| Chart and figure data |
++++

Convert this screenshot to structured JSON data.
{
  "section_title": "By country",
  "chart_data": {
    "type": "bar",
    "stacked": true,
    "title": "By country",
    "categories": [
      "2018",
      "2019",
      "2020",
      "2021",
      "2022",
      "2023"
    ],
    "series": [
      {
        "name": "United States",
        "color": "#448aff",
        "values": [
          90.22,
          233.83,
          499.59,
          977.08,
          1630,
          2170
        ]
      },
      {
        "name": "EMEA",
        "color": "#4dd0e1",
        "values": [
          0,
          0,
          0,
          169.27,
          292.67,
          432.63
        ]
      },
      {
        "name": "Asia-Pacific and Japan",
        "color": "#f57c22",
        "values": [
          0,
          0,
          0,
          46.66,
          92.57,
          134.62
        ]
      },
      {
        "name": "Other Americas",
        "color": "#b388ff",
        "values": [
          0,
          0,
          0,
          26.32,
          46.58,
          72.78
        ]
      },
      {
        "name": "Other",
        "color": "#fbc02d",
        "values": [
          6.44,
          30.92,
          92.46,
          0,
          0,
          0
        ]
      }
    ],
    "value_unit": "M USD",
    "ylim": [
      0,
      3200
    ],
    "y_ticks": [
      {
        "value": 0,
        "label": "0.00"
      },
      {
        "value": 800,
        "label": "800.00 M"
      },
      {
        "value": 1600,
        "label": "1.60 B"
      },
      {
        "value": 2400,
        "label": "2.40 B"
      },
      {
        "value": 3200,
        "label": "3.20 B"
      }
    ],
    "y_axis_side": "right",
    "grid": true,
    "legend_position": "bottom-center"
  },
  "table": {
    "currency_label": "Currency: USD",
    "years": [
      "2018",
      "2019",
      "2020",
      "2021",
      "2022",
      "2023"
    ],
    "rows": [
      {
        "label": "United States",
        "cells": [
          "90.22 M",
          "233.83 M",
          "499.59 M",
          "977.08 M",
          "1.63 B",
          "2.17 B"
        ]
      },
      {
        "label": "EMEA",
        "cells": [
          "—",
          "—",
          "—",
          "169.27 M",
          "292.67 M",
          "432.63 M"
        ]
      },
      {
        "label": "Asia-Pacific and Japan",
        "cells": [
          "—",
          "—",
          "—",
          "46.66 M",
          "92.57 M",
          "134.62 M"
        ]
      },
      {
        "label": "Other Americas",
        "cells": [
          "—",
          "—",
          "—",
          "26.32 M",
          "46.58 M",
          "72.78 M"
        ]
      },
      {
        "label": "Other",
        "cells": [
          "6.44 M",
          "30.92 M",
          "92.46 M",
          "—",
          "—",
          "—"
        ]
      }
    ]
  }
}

++++

| Given exercise |
From the listing above, collect each line in which the string "United" appears.

| Exercise output |
        "name": "United States",
        "label": "United States",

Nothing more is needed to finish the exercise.